--- begin ---

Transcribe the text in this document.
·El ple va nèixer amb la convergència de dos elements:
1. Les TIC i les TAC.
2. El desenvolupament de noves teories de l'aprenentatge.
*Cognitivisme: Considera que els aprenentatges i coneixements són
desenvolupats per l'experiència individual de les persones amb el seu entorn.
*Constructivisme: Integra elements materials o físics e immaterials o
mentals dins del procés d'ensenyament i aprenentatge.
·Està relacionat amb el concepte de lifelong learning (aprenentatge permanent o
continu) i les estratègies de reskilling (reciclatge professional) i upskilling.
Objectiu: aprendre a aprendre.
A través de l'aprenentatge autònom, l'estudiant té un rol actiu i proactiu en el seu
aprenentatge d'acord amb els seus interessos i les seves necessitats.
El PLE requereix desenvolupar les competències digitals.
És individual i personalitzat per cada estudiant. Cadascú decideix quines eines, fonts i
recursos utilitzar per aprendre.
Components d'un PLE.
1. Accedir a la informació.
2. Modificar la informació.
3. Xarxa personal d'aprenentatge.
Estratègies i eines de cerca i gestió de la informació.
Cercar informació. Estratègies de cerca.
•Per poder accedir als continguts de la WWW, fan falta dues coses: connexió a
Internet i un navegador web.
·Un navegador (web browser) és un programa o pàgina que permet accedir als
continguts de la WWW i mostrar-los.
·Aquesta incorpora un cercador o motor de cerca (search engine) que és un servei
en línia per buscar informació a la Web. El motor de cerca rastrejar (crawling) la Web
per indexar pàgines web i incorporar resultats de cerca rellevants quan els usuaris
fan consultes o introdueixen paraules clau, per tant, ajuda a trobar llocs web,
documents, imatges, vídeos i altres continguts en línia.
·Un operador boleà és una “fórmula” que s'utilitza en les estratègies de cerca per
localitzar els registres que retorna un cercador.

--- end ---

■ **PROBLEM REQUIREMENTS**
Read the entries and show each line that mentions "individual".

■ **SOLUTION TO THIS EXERCISE**
desenvolupats per l'experiència individual de les persones amb el seu entorn.
És individual i personalitzat per cada estudiant. Cadascú decideix quines eines, fonts i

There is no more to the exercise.